● BRIEF: Each line that follows should be printed again exactly as it stands.

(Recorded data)
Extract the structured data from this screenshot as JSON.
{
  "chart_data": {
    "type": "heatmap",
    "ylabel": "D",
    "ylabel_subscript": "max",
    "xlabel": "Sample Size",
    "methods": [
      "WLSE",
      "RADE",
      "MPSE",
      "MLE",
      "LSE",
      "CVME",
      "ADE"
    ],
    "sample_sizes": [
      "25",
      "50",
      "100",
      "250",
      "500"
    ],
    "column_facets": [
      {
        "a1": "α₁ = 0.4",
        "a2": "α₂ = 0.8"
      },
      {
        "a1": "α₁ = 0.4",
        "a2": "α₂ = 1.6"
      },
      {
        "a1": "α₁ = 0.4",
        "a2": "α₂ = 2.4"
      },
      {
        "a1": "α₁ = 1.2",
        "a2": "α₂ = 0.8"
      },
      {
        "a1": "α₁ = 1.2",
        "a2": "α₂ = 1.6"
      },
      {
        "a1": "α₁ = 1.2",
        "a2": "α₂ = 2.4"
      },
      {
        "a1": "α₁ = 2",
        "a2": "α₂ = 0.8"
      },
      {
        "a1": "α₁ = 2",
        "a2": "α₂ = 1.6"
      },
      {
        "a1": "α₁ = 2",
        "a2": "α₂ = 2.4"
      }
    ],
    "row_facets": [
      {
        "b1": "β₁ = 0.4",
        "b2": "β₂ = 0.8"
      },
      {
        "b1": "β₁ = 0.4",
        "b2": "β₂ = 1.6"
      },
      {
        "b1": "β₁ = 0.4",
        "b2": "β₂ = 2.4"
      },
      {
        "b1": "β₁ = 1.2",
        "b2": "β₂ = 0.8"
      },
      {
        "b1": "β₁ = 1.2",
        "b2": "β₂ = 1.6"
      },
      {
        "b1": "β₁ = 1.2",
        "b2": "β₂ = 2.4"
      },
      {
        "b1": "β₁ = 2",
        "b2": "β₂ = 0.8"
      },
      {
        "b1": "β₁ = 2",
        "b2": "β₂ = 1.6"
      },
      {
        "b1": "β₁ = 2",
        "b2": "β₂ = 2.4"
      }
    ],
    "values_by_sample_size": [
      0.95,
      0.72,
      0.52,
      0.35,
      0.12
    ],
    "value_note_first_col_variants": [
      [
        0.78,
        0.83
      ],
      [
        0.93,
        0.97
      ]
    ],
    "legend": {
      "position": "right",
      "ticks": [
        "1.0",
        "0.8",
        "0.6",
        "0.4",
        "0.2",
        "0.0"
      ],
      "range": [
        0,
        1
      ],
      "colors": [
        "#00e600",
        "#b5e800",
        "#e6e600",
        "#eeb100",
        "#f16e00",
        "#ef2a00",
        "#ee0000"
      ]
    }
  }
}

● ANSWER TO THIS EXERCISE:
Extract the structured data from this screenshot as JSON.
{
  "chart_data": {
    "type": "heatmap",
    "ylabel": "D",
    "ylabel_subscript": "max",
    "xlabel": "Sample Size",
    "methods": [
      "WLSE",
      "RADE",
      "MPSE",
      "MLE",
      "LSE",
      "CVME",
      "ADE"
    ],
    "sample_sizes": [
      "25",
      "50",
      "100",
      "250",
      "500"
    ],
    "column_facets": [
      {
        "a1": "α₁ = 0.4",
        "a2": "α₂ = 0.8"
      },
      {
        "a1": "α₁ = 0.4",
        "a2": "α₂ = 1.6"
      },
      {
        "a1": "α₁ = 0.4",
        "a2": "α₂ = 2.4"
      },
      {
        "a1": "α₁ = 1.2",
        "a2": "α₂ = 0.8"
      },
      {
        "a1": "α₁ = 1.2",
        "a2": "α₂ = 1.6"
      },
      {
        "a1": "α₁ = 1.2",
        "a2": "α₂ = 2.4"
      },
      {
        "a1": "α₁ = 2",
        "a2": "α₂ = 0.8"
      },
      {
        "a1": "α₁ = 2",
        "a2": "α₂ = 1.6"
      },
      {
        "a1": "α₁ = 2",
        "a2": "α₂ = 2.4"
      }
    ],
    "row_facets": [
      {
        "b1": "β₁ = 0.4",
        "b2": "β₂ = 0.8"
      },
      {
        "b1": "β₁ = 0.4",
        "b2": "β₂ = 1.6"
      },
      {
        "b1": "β₁ = 0.4",
        "b2": "β₂ = 2.4"
      },
      {
        "b1": "β₁ = 1.2",
        "b2": "β₂ = 0.8"
      },
      {
        "b1": "β₁ = 1.2",
        "b2": "β₂ = 1.6"
      },
      {
        "b1": "β₁ = 1.2",
        "b2": "β₂ = 2.4"
      },
      {
        "b1": "β₁ = 2",
        "b2": "β₂ = 0.8"
      },
      {
        "b1": "β₁ = 2",
        "b2": "β₂ = 1.6"
      },
      {
        "b1": "β₁ = 2",
        "b2": "β₂ = 2.4"
      }
    ],
    "values_by_sample_size": [
      0.95,
      0.72,
      0.52,
      0.35,
      0.12
    ],
    "value_note_first_col_variants": [
      [
        0.78,
        0.83
      ],
      [
        0.93,
        0.97
      ]
    ],
    "legend": {
      "position": "right",
      "ticks": [
        "1.0",
        "0.8",
        "0.6",
        "0.4",
        "0.2",
        "0.0"
      ],
      "range": [
        0,
        1
      ],
      "colors": [
        "#00e600",
        "#b5e800",
        "#e6e600",
        "#eeb100",
        "#f16e00",
        "#ef2a00",
        "#ee0000"
      ]
    }
  }
}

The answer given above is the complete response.